Dataset records
---
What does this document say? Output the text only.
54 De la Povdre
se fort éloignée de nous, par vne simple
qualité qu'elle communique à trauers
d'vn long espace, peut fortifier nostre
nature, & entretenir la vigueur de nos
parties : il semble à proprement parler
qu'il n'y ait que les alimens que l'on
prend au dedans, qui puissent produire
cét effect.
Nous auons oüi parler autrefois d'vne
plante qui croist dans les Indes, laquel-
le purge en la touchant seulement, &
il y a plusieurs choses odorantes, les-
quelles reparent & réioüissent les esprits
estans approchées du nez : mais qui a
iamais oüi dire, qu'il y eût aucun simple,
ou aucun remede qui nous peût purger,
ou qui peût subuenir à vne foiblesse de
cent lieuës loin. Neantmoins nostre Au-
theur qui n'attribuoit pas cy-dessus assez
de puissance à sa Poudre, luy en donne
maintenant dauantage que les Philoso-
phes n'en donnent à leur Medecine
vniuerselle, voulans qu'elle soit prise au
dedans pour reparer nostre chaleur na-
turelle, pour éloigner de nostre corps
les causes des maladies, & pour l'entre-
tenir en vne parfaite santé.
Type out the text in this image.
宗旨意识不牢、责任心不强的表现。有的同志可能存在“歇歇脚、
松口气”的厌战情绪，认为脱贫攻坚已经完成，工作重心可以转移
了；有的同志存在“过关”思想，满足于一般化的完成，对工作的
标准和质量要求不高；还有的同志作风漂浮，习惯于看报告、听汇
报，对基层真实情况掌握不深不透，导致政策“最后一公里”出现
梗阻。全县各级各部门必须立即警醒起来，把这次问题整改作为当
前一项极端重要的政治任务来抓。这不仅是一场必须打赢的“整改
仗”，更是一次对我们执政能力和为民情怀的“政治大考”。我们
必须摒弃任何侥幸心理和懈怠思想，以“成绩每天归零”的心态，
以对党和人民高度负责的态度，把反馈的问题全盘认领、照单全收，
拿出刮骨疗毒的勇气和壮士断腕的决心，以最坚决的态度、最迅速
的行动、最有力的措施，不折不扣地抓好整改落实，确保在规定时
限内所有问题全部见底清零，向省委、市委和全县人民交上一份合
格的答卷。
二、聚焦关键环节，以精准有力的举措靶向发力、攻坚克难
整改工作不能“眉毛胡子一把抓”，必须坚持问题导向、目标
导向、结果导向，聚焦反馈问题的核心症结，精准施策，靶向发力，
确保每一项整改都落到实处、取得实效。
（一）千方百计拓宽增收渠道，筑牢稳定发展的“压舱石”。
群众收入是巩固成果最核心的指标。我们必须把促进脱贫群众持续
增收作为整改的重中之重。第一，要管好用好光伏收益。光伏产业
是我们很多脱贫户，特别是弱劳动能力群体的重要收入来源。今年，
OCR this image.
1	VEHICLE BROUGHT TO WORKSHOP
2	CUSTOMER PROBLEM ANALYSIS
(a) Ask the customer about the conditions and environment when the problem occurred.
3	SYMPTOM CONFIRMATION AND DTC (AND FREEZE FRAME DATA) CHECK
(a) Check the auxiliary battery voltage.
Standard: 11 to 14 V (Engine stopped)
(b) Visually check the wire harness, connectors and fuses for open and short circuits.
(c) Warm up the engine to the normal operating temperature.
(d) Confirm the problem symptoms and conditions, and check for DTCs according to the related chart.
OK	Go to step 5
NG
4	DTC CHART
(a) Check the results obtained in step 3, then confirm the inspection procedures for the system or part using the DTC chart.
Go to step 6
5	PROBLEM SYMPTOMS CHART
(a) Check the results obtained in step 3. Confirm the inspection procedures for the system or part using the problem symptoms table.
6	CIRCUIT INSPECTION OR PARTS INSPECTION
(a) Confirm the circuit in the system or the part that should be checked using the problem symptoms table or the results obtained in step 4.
---
- _Work to complete_
Write out every line of the material again, exactly as it reads.

- _Output_
What does this document say? Output the text only.
54 De la Povdre
se fort éloignée de nous, par vne simple
qualité qu'elle communique à trauers
d'vn long espace, peut fortifier nostre
nature, & entretenir la vigueur de nos
parties : il semble à proprement parler
qu'il n'y ait que les alimens que l'on
prend au dedans, qui puissent produire
cét effect.
Nous auons oüi parler autrefois d'vne
plante qui croist dans les Indes, laquel-
le purge en la touchant seulement, &
il y a plusieurs choses odorantes, les-
quelles reparent & réioüissent les esprits
estans approchées du nez : mais qui a
iamais oüi dire, qu'il y eût aucun simple,
ou aucun remede qui nous peût purger,
ou qui peût subuenir à vne foiblesse de
cent lieuës loin. Neantmoins nostre Au-
theur qui n'attribuoit pas cy-dessus assez
de puissance à sa Poudre, luy en donne
maintenant dauantage que les Philoso-
phes n'en donnent à leur Medecine
vniuerselle, voulans qu'elle soit prise au
dedans pour reparer nostre chaleur na-
turelle, pour éloigner de nostre corps
les causes des maladies, & pour l'entre-
tenir en vne parfaite santé.
Type out the text in this image.
宗旨意识不牢、责任心不强的表现。有的同志可能存在“歇歇脚、
松口气”的厌战情绪，认为脱贫攻坚已经完成，工作重心可以转移
了；有的同志存在“过关”思想，满足于一般化的完成，对工作的
标准和质量要求不高；还有的同志作风漂浮，习惯于看报告、听汇
报，对基层真实情况掌握不深不透，导致政策“最后一公里”出现
梗阻。全县各级各部门必须立即警醒起来，把这次问题整改作为当
前一项极端重要的政治任务来抓。这不仅是一场必须打赢的“整改
仗”，更是一次对我们执政能力和为民情怀的“政治大考”。我们
必须摒弃任何侥幸心理和懈怠思想，以“成绩每天归零”的心态，
以对党和人民高度负责的态度，把反馈的问题全盘认领、照单全收，
拿出刮骨疗毒的勇气和壮士断腕的决心，以最坚决的态度、最迅速
的行动、最有力的措施，不折不扣地抓好整改落实，确保在规定时
限内所有问题全部见底清零，向省委、市委和全县人民交上一份合
格的答卷。
二、聚焦关键环节，以精准有力的举措靶向发力、攻坚克难
整改工作不能“眉毛胡子一把抓”，必须坚持问题导向、目标
导向、结果导向，聚焦反馈问题的核心症结，精准施策，靶向发力，
确保每一项整改都落到实处、取得实效。
（一）千方百计拓宽增收渠道，筑牢稳定发展的“压舱石”。
群众收入是巩固成果最核心的指标。我们必须把促进脱贫群众持续
增收作为整改的重中之重。第一，要管好用好光伏收益。光伏产业
是我们很多脱贫户，特别是弱劳动能力群体的重要收入来源。今年，
OCR this image.
1	VEHICLE BROUGHT TO WORKSHOP
2	CUSTOMER PROBLEM ANALYSIS
(a) Ask the customer about the conditions and environment when the problem occurred.
3	SYMPTOM CONFIRMATION AND DTC (AND FREEZE FRAME DATA) CHECK
(a) Check the auxiliary battery voltage.
Standard: 11 to 14 V (Engine stopped)
(b) Visually check the wire harness, connectors and fuses for open and short circuits.
(c) Warm up the engine to the normal operating temperature.
(d) Confirm the problem symptoms and conditions, and check for DTCs according to the related chart.
OK	Go to step 5
NG
4	DTC CHART
(a) Check the results obtained in step 3, then confirm the inspection procedures for the system or part using the DTC chart.
Go to step 6
5	PROBLEM SYMPTOMS CHART
(a) Check the results obtained in step 3. Confirm the inspection procedures for the system or part using the problem symptoms table.
6	CIRCUIT INSPECTION OR PARTS INSPECTION
(a) Confirm the circuit in the system or the part that should be checked using the problem symptoms table or the results obtained in step 4.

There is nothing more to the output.